Brief: Every line of the records that holds the word "happens" should be copied.
--
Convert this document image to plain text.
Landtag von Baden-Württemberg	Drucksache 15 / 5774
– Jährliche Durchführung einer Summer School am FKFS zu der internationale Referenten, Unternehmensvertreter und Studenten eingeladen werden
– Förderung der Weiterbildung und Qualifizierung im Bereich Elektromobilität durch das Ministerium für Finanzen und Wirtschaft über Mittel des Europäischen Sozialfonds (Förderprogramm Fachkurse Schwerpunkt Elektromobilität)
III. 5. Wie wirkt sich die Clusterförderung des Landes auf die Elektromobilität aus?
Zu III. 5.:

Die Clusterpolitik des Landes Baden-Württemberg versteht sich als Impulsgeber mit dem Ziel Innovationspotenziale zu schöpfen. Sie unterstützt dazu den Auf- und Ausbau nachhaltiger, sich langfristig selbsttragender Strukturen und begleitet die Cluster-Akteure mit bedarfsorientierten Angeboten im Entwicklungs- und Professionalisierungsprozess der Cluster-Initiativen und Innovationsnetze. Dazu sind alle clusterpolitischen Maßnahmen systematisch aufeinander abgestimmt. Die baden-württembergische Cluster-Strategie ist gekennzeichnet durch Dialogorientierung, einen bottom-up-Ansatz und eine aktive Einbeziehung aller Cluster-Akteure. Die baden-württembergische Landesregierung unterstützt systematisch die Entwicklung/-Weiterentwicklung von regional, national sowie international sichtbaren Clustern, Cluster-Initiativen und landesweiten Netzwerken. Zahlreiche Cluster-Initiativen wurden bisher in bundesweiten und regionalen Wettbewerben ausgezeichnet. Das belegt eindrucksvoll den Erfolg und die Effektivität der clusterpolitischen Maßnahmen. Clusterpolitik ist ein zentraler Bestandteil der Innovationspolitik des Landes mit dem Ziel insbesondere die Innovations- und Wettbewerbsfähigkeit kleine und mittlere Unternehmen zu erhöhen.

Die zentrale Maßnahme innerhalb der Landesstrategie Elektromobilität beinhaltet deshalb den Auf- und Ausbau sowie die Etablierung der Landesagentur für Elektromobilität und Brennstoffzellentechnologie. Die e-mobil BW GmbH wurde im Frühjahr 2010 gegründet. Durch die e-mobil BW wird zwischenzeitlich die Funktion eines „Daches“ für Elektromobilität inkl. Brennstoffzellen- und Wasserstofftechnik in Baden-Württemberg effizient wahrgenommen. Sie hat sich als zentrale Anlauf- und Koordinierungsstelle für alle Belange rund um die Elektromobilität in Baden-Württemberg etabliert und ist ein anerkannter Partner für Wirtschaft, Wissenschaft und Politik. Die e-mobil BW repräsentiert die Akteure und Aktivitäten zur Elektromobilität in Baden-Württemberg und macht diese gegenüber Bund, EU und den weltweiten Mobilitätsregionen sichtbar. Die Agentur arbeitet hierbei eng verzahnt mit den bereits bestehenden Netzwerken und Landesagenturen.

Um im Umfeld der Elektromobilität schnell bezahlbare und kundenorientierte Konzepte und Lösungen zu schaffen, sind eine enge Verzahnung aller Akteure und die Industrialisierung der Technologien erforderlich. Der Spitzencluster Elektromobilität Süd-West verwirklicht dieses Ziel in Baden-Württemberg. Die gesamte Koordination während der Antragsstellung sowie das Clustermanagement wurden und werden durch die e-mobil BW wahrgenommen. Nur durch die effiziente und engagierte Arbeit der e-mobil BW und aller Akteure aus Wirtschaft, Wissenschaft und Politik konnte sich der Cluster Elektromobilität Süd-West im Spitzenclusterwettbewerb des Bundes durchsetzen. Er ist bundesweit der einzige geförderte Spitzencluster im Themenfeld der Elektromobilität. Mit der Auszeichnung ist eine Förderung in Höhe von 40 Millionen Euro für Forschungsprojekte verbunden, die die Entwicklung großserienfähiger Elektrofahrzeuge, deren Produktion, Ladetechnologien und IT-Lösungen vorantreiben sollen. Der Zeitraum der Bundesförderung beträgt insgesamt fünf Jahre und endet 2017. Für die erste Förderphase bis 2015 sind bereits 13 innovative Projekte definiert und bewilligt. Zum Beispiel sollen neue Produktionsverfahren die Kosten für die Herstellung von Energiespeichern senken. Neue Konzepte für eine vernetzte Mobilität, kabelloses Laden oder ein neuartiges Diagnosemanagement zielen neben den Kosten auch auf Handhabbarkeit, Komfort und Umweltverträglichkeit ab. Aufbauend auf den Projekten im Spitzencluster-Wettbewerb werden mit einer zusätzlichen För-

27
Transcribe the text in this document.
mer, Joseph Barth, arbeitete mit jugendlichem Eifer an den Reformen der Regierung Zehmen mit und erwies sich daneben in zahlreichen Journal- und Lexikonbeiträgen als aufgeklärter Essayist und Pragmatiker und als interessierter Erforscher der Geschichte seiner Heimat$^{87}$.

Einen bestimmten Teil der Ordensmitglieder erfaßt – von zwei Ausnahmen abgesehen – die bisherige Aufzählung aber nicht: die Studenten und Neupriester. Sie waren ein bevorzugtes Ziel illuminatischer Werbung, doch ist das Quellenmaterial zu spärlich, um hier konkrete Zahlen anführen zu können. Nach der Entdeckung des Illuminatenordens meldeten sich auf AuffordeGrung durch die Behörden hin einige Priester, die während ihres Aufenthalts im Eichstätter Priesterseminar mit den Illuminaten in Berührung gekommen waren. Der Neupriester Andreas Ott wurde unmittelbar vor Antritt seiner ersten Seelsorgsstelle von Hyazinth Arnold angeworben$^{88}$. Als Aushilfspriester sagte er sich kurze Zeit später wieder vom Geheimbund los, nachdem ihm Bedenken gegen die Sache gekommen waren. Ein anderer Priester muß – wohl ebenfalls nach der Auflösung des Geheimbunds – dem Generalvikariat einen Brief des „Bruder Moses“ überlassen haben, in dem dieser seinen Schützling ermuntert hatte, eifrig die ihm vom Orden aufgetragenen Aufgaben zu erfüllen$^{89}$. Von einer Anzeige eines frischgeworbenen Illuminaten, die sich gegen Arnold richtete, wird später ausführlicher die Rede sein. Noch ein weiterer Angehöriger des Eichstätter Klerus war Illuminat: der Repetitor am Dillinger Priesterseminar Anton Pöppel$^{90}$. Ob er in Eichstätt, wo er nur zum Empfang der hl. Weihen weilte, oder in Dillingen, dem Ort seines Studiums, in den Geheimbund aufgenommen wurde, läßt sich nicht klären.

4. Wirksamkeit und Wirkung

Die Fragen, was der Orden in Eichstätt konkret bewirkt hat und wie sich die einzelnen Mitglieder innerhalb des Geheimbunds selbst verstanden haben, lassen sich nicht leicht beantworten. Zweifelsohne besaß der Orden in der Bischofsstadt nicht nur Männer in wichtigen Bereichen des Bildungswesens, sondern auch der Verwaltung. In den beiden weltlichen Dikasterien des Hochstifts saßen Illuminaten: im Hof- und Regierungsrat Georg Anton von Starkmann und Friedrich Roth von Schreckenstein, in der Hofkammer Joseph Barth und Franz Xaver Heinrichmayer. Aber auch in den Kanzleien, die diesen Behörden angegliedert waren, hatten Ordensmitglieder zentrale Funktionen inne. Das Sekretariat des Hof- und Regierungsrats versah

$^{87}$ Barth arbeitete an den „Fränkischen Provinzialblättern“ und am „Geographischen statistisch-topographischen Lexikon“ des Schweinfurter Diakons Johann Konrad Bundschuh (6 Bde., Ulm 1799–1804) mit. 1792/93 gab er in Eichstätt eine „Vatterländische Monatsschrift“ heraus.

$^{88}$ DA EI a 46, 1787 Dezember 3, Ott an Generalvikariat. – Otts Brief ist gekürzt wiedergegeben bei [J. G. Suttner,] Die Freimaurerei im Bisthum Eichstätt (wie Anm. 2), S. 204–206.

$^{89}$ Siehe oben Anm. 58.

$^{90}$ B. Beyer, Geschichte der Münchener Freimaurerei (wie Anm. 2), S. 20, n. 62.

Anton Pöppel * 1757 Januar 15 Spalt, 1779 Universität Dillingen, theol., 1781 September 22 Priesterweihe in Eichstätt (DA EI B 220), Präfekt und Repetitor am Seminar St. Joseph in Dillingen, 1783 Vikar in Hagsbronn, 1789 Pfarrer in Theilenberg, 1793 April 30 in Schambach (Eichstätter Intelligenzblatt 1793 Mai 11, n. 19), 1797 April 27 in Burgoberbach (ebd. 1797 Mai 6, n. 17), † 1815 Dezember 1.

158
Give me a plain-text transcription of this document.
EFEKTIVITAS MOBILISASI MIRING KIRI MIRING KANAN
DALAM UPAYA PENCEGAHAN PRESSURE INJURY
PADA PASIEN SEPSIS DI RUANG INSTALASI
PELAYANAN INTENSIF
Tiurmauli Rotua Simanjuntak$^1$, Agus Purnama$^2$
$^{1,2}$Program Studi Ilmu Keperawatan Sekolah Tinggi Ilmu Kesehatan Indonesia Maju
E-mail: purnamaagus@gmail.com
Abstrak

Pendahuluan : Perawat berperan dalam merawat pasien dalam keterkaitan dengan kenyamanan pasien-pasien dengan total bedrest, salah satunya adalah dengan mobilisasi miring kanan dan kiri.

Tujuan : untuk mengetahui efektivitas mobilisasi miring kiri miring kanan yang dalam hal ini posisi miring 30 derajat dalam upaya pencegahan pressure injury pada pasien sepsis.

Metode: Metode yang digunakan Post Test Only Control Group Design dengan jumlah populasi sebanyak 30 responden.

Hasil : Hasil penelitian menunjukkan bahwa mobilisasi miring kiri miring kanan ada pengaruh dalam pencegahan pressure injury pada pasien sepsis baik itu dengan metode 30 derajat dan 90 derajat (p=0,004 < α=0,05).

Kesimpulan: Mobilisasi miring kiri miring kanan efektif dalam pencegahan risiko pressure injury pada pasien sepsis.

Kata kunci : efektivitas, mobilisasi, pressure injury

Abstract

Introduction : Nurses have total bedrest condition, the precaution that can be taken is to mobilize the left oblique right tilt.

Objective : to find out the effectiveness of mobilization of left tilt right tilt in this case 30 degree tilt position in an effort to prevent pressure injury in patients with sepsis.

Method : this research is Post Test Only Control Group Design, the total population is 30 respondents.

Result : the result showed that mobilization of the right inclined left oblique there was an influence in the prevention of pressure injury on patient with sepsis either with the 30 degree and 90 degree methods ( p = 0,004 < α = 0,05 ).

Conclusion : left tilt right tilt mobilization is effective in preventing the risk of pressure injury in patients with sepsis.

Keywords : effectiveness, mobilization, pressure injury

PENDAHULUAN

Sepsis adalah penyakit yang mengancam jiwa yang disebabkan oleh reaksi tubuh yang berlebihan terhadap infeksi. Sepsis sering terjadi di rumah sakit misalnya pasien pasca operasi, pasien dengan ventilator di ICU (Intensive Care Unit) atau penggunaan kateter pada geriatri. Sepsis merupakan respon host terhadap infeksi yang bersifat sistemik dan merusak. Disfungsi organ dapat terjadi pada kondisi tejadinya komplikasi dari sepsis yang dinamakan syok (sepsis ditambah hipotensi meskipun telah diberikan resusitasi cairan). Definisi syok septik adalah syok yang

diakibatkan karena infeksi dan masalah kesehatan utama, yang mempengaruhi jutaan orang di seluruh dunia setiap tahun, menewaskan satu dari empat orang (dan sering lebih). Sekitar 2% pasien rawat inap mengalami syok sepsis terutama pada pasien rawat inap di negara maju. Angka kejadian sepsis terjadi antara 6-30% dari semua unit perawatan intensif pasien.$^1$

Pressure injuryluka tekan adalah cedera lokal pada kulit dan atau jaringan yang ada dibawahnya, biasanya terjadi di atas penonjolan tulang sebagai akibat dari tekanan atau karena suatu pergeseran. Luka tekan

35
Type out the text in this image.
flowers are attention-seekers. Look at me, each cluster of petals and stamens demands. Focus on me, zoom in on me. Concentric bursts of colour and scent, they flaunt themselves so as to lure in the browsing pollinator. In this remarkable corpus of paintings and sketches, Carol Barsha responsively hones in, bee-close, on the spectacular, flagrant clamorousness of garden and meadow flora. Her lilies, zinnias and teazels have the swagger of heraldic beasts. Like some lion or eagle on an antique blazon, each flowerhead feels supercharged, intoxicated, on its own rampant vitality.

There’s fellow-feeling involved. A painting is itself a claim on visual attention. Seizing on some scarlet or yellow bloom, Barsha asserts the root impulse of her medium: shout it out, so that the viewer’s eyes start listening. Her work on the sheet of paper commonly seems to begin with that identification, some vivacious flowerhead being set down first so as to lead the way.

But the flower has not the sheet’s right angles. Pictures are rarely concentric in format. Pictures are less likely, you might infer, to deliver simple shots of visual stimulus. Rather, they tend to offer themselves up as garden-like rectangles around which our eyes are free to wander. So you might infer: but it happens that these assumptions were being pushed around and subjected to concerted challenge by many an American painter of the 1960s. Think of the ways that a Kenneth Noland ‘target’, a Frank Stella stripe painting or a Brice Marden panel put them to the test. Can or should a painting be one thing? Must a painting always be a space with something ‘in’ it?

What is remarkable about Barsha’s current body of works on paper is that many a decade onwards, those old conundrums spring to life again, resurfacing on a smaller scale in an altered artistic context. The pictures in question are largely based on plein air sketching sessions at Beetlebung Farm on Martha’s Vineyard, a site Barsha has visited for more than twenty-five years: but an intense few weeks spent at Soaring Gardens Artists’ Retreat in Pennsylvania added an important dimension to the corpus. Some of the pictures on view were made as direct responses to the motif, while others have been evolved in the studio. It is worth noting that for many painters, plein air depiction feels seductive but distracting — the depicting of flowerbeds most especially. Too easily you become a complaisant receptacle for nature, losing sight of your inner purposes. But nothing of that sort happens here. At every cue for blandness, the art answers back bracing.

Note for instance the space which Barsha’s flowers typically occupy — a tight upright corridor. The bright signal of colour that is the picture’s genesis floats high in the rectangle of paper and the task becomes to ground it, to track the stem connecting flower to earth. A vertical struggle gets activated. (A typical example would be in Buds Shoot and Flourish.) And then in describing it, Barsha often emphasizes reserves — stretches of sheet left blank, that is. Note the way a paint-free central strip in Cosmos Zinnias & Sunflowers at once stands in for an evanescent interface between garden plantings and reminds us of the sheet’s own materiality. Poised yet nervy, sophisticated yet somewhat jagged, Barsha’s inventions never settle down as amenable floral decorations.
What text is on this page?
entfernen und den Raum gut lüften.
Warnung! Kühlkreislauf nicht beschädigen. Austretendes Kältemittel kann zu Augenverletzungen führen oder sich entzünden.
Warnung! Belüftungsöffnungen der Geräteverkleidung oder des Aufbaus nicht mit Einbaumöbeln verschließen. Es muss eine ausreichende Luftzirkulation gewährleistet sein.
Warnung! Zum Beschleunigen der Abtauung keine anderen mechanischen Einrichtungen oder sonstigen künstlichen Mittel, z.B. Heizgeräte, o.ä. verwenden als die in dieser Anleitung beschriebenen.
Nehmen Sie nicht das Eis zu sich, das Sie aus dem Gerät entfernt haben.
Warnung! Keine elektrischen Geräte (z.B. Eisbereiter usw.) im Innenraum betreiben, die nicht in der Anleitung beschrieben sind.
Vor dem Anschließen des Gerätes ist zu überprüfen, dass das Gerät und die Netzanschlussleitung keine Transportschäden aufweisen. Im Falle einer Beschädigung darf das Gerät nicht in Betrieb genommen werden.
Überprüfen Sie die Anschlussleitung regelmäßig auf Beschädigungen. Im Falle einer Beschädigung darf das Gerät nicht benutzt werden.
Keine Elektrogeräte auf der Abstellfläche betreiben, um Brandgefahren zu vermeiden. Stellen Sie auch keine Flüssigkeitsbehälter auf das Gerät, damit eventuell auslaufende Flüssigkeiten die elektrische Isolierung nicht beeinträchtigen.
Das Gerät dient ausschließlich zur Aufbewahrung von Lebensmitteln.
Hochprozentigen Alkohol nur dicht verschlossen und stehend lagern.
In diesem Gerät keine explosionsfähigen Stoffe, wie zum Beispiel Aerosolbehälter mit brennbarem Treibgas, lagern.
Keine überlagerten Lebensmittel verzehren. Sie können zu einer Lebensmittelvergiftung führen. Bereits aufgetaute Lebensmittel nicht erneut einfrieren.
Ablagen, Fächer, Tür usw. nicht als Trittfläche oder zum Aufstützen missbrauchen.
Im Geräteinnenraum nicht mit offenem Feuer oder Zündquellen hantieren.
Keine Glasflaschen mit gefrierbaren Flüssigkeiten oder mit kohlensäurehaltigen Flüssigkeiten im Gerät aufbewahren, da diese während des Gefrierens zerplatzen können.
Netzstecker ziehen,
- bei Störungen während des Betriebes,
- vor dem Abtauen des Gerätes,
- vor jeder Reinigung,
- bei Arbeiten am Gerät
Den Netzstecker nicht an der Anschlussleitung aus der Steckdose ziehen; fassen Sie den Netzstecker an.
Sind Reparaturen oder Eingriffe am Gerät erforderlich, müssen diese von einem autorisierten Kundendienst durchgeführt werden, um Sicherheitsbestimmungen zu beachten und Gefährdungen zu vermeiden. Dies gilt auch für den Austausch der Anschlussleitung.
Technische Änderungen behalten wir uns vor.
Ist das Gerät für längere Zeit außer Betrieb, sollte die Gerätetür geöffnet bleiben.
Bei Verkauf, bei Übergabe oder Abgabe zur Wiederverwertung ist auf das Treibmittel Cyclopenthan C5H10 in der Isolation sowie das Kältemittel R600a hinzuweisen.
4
--
Task solution:
But the flower has not the sheet’s right angles. Pictures are rarely concentric in format. Pictures are less likely, you might infer, to deliver simple shots of visual stimulus. Rather, they tend to offer themselves up as garden-like rectangles around which our eyes are free to wander. So you might infer: but it happens that these assumptions were being pushed around and subjected to concerted challenge by many an American painter of the 1960s. Think of the ways that a Kenneth Noland ‘target’, a Frank Stella stripe painting or a Brice Marden panel put them to the test. Can or should a painting be one thing? Must a painting always be a space with something ‘in’ it?
What is remarkable about Barsha’s current body of works on paper is that many a decade onwards, those old conundrums spring to life again, resurfacing on a smaller scale in an altered artistic context. The pictures in question are largely based on plein air sketching sessions at Beetlebung Farm on Martha’s Vineyard, a site Barsha has visited for more than twenty-five years: but an intense few weeks spent at Soaring Gardens Artists’ Retreat in Pennsylvania added an important dimension to the corpus. Some of the pictures on view were made as direct responses to the motif, while others have been evolved in the studio. It is worth noting that for many painters, plein air depiction feels seductive but distracting — the depicting of flowerbeds most especially. Too easily you become a complaisant receptacle for nature, losing sight of your inner purposes. But nothing of that sort happens here. At every cue for blandness, the art answers back bracing.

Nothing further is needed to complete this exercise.